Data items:
▼
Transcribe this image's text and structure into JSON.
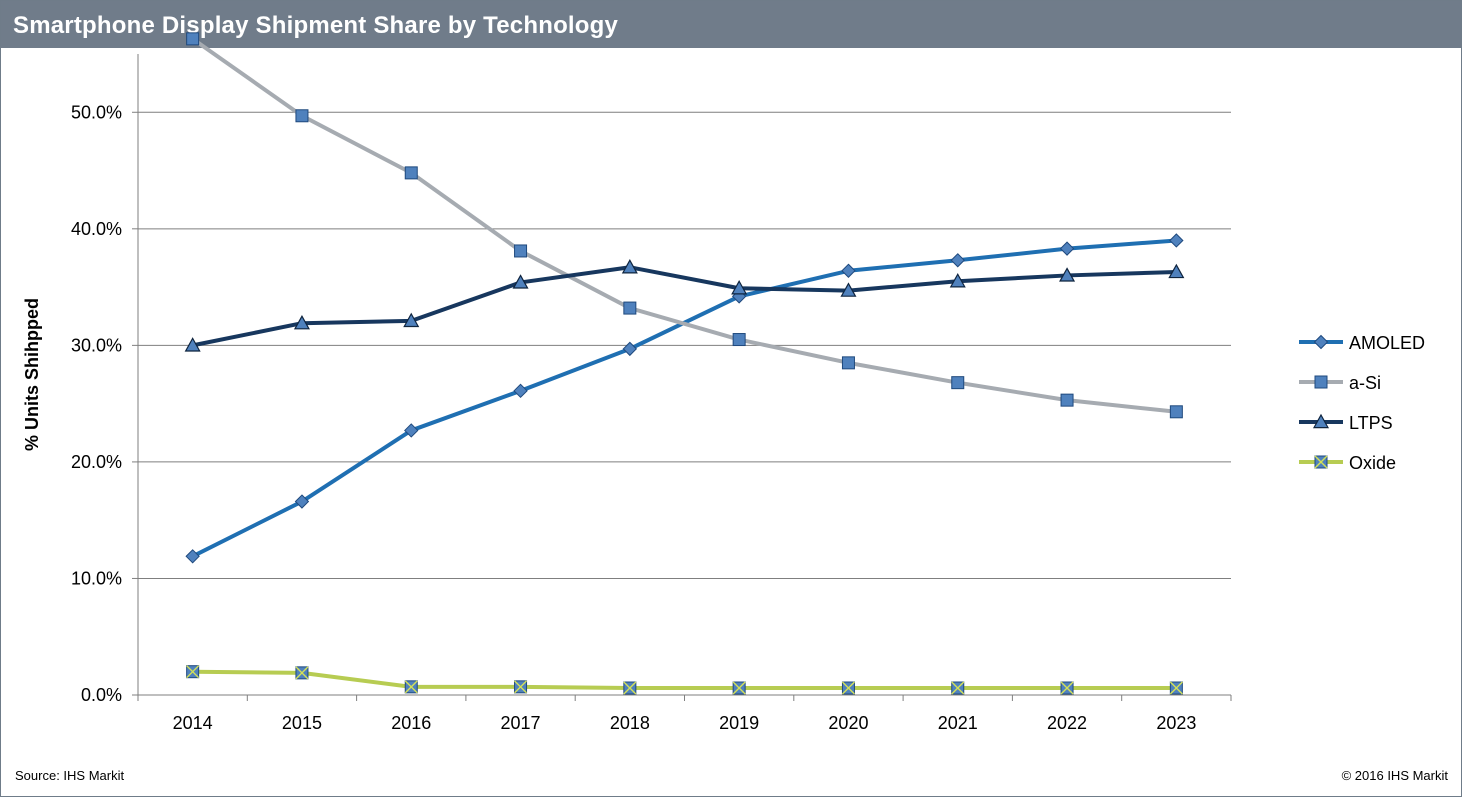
{
  "header": {
    "title": "Smartphone Display Shipment Share by Technology"
  },
  "footer": {
    "source": "Source: IHS Markit",
    "copyright": "© 2016 IHS Markit"
  },
  "chart_data": {
    "type": "line",
    "title": "Smartphone Display Shipment Share by Technology",
    "xlabel": "",
    "ylabel": "% Units Shihpped",
    "x": [
      "2014",
      "2015",
      "2016",
      "2017",
      "2018",
      "2019",
      "2020",
      "2021",
      "2022",
      "2023"
    ],
    "ylim": [
      0,
      0.55
    ],
    "yticks": [
      0.0,
      0.1,
      0.2,
      0.3,
      0.4,
      0.5
    ],
    "ytick_labels": [
      "0.0%",
      "10.0%",
      "20.0%",
      "30.0%",
      "40.0%",
      "50.0%"
    ],
    "grid": "horizontal",
    "legend_position": "right",
    "series": [
      {
        "name": "AMOLED",
        "marker": "diamond",
        "color": "#1f6fb2",
        "values": [
          0.119,
          0.166,
          0.227,
          0.261,
          0.297,
          0.342,
          0.364,
          0.373,
          0.383,
          0.39
        ]
      },
      {
        "name": "a-Si",
        "marker": "square",
        "color": "#a6abb1",
        "values": [
          0.563,
          0.497,
          0.448,
          0.381,
          0.332,
          0.305,
          0.285,
          0.268,
          0.253,
          0.243
        ]
      },
      {
        "name": "LTPS",
        "marker": "triangle",
        "color": "#17375e",
        "values": [
          0.3,
          0.319,
          0.321,
          0.354,
          0.367,
          0.349,
          0.347,
          0.355,
          0.36,
          0.363
        ]
      },
      {
        "name": "Oxide",
        "marker": "x-square",
        "color": "#b7cc52",
        "values": [
          0.02,
          0.019,
          0.007,
          0.007,
          0.006,
          0.006,
          0.006,
          0.006,
          0.006,
          0.006
        ]
      }
    ]
  }
}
▲
What to do – Copy the listing over exactly, skipping the pictures it holds.

Correct result –
Transcribe this image's text and structure into JSON.
{
  "header": {
    "title": "Smartphone Display Shipment Share by Technology"
  },
  "footer": {
    "source": "Source: IHS Markit",
    "copyright": "© 2016 IHS Markit"
  },
  "chart_data": {
    "type": "line",
    "title": "Smartphone Display Shipment Share by Technology",
    "xlabel": "",
    "ylabel": "% Units Shihpped",
    "x": [
      "2014",
      "2015",
      "2016",
      "2017",
      "2018",
      "2019",
      "2020",
      "2021",
      "2022",
      "2023"
    ],
    "ylim": [
      0,
      0.55
    ],
    "yticks": [
      0.0,
      0.1,
      0.2,
      0.3,
      0.4,
      0.5
    ],
    "ytick_labels": [
      "0.0%",
      "10.0%",
      "20.0%",
      "30.0%",
      "40.0%",
      "50.0%"
    ],
    "grid": "horizontal",
    "legend_position": "right",
    "series": [
      {
        "name": "AMOLED",
        "marker": "diamond",
        "color": "#1f6fb2",
        "values": [
          0.119,
          0.166,
          0.227,
          0.261,
          0.297,
          0.342,
          0.364,
          0.373,
          0.383,
          0.39
        ]
      },
      {
        "name": "a-Si",
        "marker": "square",
        "color": "#a6abb1",
        "values": [
          0.563,
          0.497,
          0.448,
          0.381,
          0.332,
          0.305,
          0.285,
          0.268,
          0.253,
          0.243
        ]
      },
      {
        "name": "LTPS",
        "marker": "triangle",
        "color": "#17375e",
        "values": [
          0.3,
          0.319,
          0.321,
          0.354,
          0.367,
          0.349,
          0.347,
          0.355,
          0.36,
          0.363
        ]
      },
      {
        "name": "Oxide",
        "marker": "x-square",
        "color": "#b7cc52",
        "values": [
          0.02,
          0.019,
          0.007,
          0.007,
          0.006,
          0.006,
          0.006,
          0.006,
          0.006,
          0.006
        ]
      }
    ]
  }
}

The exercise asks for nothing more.